• _Problem_:
Extract each line holding the word "name" from the entries.

• _Provided records_:
::::::::

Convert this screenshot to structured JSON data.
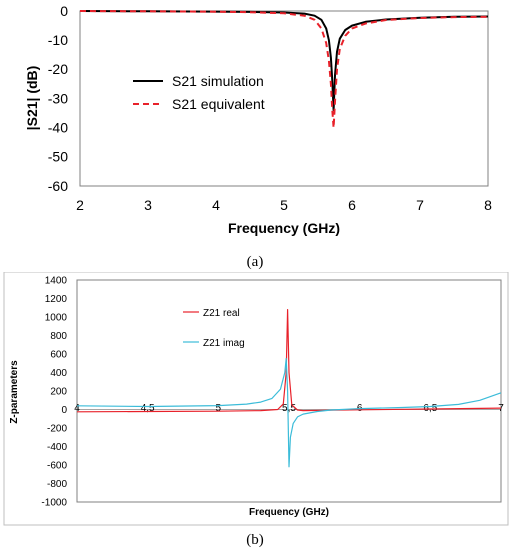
{
  "chart_data": [
    {
      "type": "line",
      "caption": "(a)",
      "xlabel": "Frequency (GHz)",
      "ylabel": "|S21| (dB)",
      "xlim": [
        2,
        8
      ],
      "ylim": [
        -60,
        0
      ],
      "xticks": [
        "2",
        "3",
        "4",
        "5",
        "6",
        "7",
        "8"
      ],
      "yticks": [
        "0",
        "-10",
        "-20",
        "-30",
        "-40",
        "-50",
        "-60"
      ],
      "grid": false,
      "legend_position": "center-left",
      "series": [
        {
          "name": "S21 simulation",
          "color": "#000000",
          "dash": "solid",
          "points": [
            [
              2,
              0
            ],
            [
              3,
              -0.1
            ],
            [
              4,
              -0.2
            ],
            [
              4.5,
              -0.3
            ],
            [
              5,
              -0.5
            ],
            [
              5.3,
              -0.9
            ],
            [
              5.45,
              -1.6
            ],
            [
              5.55,
              -3
            ],
            [
              5.62,
              -6
            ],
            [
              5.66,
              -10
            ],
            [
              5.69,
              -16
            ],
            [
              5.71,
              -24
            ],
            [
              5.73,
              -34
            ],
            [
              5.75,
              -22
            ],
            [
              5.78,
              -14
            ],
            [
              5.82,
              -9.5
            ],
            [
              5.9,
              -6.5
            ],
            [
              6,
              -5
            ],
            [
              6.2,
              -3.7
            ],
            [
              6.5,
              -2.9
            ],
            [
              7,
              -2.3
            ],
            [
              7.5,
              -2
            ],
            [
              8,
              -1.9
            ]
          ]
        },
        {
          "name": "S21 equivalent",
          "color": "#e8212a",
          "dash": "dashed",
          "points": [
            [
              2,
              0
            ],
            [
              3,
              -0.1
            ],
            [
              4,
              -0.25
            ],
            [
              4.5,
              -0.4
            ],
            [
              5,
              -0.8
            ],
            [
              5.3,
              -1.6
            ],
            [
              5.45,
              -3
            ],
            [
              5.55,
              -6
            ],
            [
              5.62,
              -11
            ],
            [
              5.66,
              -17
            ],
            [
              5.69,
              -25
            ],
            [
              5.71,
              -34
            ],
            [
              5.73,
              -40
            ],
            [
              5.75,
              -31
            ],
            [
              5.78,
              -20
            ],
            [
              5.82,
              -13
            ],
            [
              5.9,
              -8.5
            ],
            [
              6,
              -6
            ],
            [
              6.2,
              -4.3
            ],
            [
              6.5,
              -3.1
            ],
            [
              7,
              -2.4
            ],
            [
              7.5,
              -2.1
            ],
            [
              8,
              -2
            ]
          ]
        }
      ]
    },
    {
      "type": "line",
      "caption": "(b)",
      "xlabel": "Frequency (GHz)",
      "ylabel": "Z-parameters",
      "xlim": [
        4,
        7
      ],
      "ylim": [
        -1000,
        1400
      ],
      "xticks": [
        "4",
        "4,5",
        "5",
        "5,5",
        "6",
        "6,5",
        "7"
      ],
      "yticks": [
        "1400",
        "1200",
        "1000",
        "800",
        "600",
        "400",
        "200",
        "0",
        "-200",
        "-400",
        "-600",
        "-800",
        "-1000"
      ],
      "grid": false,
      "legend_position": "top-left",
      "series": [
        {
          "name": "Z21 real",
          "color": "#e8212a",
          "points": [
            [
              4,
              -25
            ],
            [
              4.5,
              -22
            ],
            [
              5,
              -18
            ],
            [
              5.3,
              -12
            ],
            [
              5.42,
              0
            ],
            [
              5.46,
              60
            ],
            [
              5.48,
              400
            ],
            [
              5.49,
              1080
            ],
            [
              5.5,
              400
            ],
            [
              5.52,
              50
            ],
            [
              5.56,
              -5
            ],
            [
              5.6,
              -12
            ],
            [
              5.8,
              -8
            ],
            [
              6,
              -3
            ],
            [
              6.5,
              5
            ],
            [
              7,
              15
            ]
          ]
        },
        {
          "name": "Z21 imag",
          "color": "#3bbcd9",
          "points": [
            [
              4,
              40
            ],
            [
              4.5,
              32
            ],
            [
              5,
              42
            ],
            [
              5.2,
              58
            ],
            [
              5.3,
              80
            ],
            [
              5.38,
              120
            ],
            [
              5.44,
              220
            ],
            [
              5.47,
              400
            ],
            [
              5.48,
              550
            ],
            [
              5.49,
              200
            ],
            [
              5.5,
              -620
            ],
            [
              5.51,
              -300
            ],
            [
              5.53,
              -150
            ],
            [
              5.56,
              -80
            ],
            [
              5.6,
              -50
            ],
            [
              5.7,
              -22
            ],
            [
              5.8,
              -5
            ],
            [
              6,
              10
            ],
            [
              6.3,
              22
            ],
            [
              6.5,
              32
            ],
            [
              6.7,
              55
            ],
            [
              6.85,
              100
            ],
            [
              7,
              180
            ]
          ]
        }
      ]
    }
  ]
}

::::::::

• _Correct answer_:
          "name": "S21 simulation",
          "name": "S21 equivalent",
          "name": "Z21 real",
          "name": "Z21 imag",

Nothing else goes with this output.